- [Dataset rows]:
** Begin **

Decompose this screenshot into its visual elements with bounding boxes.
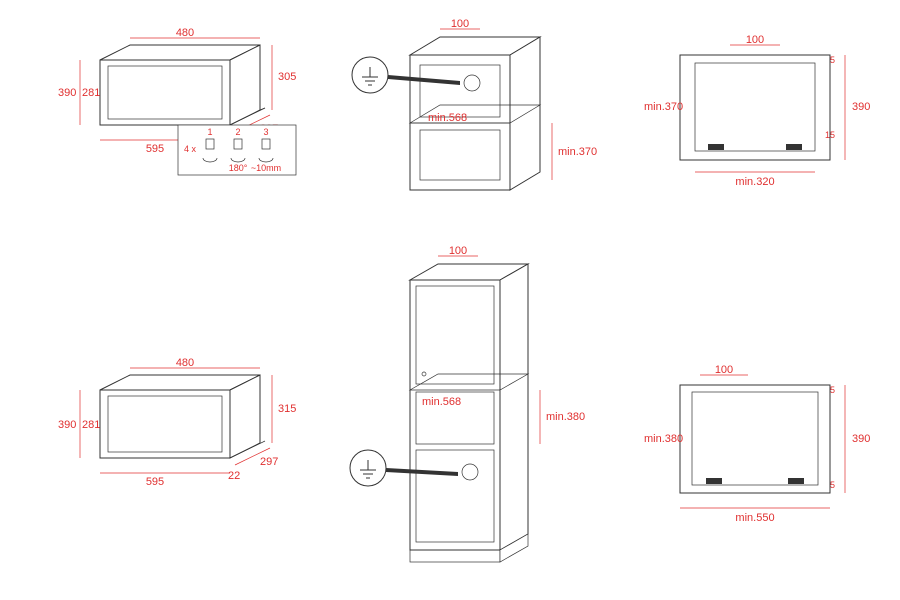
dim-cab-top-100: 100 <box>451 18 469 30</box>
step-inset: ~10mm <box>251 163 281 173</box>
dim-b-281: 281 <box>82 419 100 431</box>
dim-cut-bot-100: 100 <box>715 364 733 376</box>
dim-cab-bot-w: min.568 <box>422 396 461 408</box>
dim-cut-bot-5a: 5 <box>830 385 835 395</box>
step-angle: 180° <box>229 163 248 173</box>
dim-cab-top-w: min.568 <box>428 112 467 124</box>
technical-drawing: :root { --dim-color: #e03030; --fg-color… <box>0 0 900 600</box>
dim-cut-bot-5b: 5 <box>830 480 835 490</box>
dim-cab-bot-h: min.380 <box>546 411 585 423</box>
cabinet-iso-top: 100 min.568 min.370 <box>352 18 597 190</box>
dim-cut-top-minh: min.370 <box>644 101 683 113</box>
dim-cut-top-15: 15 <box>825 130 835 140</box>
steps-inset: 1 2 180° 3 ~10mm 4 x <box>178 125 296 175</box>
dim-cut-top-390: 390 <box>852 101 870 113</box>
dim-305: 305 <box>278 71 296 83</box>
step-left-note: 4 x <box>184 144 197 154</box>
dim-cut-bot-390: 390 <box>852 433 870 445</box>
dim-b-390: 390 <box>58 419 76 431</box>
cabinet-iso-bottom: 100 min.568 min.380 <box>350 245 585 562</box>
dim-595: 595 <box>146 143 164 155</box>
dim-281: 281 <box>82 87 100 99</box>
dim-b-480: 480 <box>176 357 194 369</box>
dim-cab-top-h: min.370 <box>558 146 597 158</box>
dim-b-595: 595 <box>146 476 164 488</box>
dim-cut-top-100: 100 <box>746 34 764 46</box>
step-3-num: 3 <box>263 127 268 137</box>
dim-cut-top-5: 5 <box>830 55 835 65</box>
dim-b-315: 315 <box>278 403 296 415</box>
dim-b-22: 22 <box>228 470 240 482</box>
dim-b-297: 297 <box>260 456 278 468</box>
dim-480: 480 <box>176 27 194 39</box>
cutout-front-top: 100 min.370 390 5 15 min.320 <box>644 34 870 188</box>
dim-cut-top-minw: min.320 <box>735 176 774 188</box>
step-2-num: 2 <box>235 127 240 137</box>
dim-cut-bot-minh: min.380 <box>644 433 683 445</box>
step-1-num: 1 <box>207 127 212 137</box>
dim-cab-bot-100: 100 <box>449 245 467 257</box>
dim-390: 390 <box>58 87 76 99</box>
unit-iso-bottom: 480 315 297 22 595 390 281 <box>58 357 296 488</box>
dim-cut-bot-minw: min.550 <box>735 512 774 524</box>
cutout-front-bottom: 100 min.380 390 5 5 min.550 <box>644 364 870 524</box>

** End **

- [THE TASK]:
Update the records above by changing every "min.568" to "min.560" and leaving everything else as it is. Leave the pictures out of your answer.

- [WRITTEN ANSWER]:
Decompose this screenshot into its visual elements with bounding boxes.
dim-cab-top-100: 100 <box>451 18 469 30</box>
step-inset: ~10mm <box>251 163 281 173</box>
dim-b-281: 281 <box>82 419 100 431</box>
dim-cut-bot-100: 100 <box>715 364 733 376</box>
dim-cab-bot-w: min.560 <box>422 396 461 408</box>
dim-cut-bot-5a: 5 <box>830 385 835 395</box>
step-angle: 180° <box>229 163 248 173</box>
dim-cab-top-w: min.560 <box>428 112 467 124</box>
technical-drawing: :root { --dim-color: #e03030; --fg-color… <box>0 0 900 600</box>
dim-cut-bot-5b: 5 <box>830 480 835 490</box>
dim-cab-bot-h: min.380 <box>546 411 585 423</box>
cabinet-iso-top: 100 min.560 min.370 <box>352 18 597 190</box>
dim-cut-top-minh: min.370 <box>644 101 683 113</box>
dim-cut-top-15: 15 <box>825 130 835 140</box>
steps-inset: 1 2 180° 3 ~10mm 4 x <box>178 125 296 175</box>
dim-cut-top-390: 390 <box>852 101 870 113</box>
dim-305: 305 <box>278 71 296 83</box>
step-left-note: 4 x <box>184 144 197 154</box>
dim-cut-bot-390: 390 <box>852 433 870 445</box>
dim-b-390: 390 <box>58 419 76 431</box>
cabinet-iso-bottom: 100 min.560 min.380 <box>350 245 585 562</box>
dim-595: 595 <box>146 143 164 155</box>
dim-281: 281 <box>82 87 100 99</box>
dim-b-480: 480 <box>176 357 194 369</box>
dim-cab-top-h: min.370 <box>558 146 597 158</box>
dim-b-595: 595 <box>146 476 164 488</box>
dim-cut-top-100: 100 <box>746 34 764 46</box>
step-3-num: 3 <box>263 127 268 137</box>
dim-cut-top-5: 5 <box>830 55 835 65</box>
dim-b-315: 315 <box>278 403 296 415</box>
dim-b-22: 22 <box>228 470 240 482</box>
dim-b-297: 297 <box>260 456 278 468</box>
dim-480: 480 <box>176 27 194 39</box>
cutout-front-top: 100 min.370 390 5 15 min.320 <box>644 34 870 188</box>
dim-cut-top-minw: min.320 <box>735 176 774 188</box>
step-2-num: 2 <box>235 127 240 137</box>
dim-cut-bot-minh: min.380 <box>644 433 683 445</box>
step-1-num: 1 <box>207 127 212 137</box>
dim-cab-bot-100: 100 <box>449 245 467 257</box>
dim-390: 390 <box>58 87 76 99</box>
unit-iso-bottom: 480 315 297 22 595 390 281 <box>58 357 296 488</box>
dim-cut-bot-minw: min.550 <box>735 512 774 524</box>
cutout-front-bottom: 100 min.380 390 5 5 min.550 <box>644 364 870 524</box>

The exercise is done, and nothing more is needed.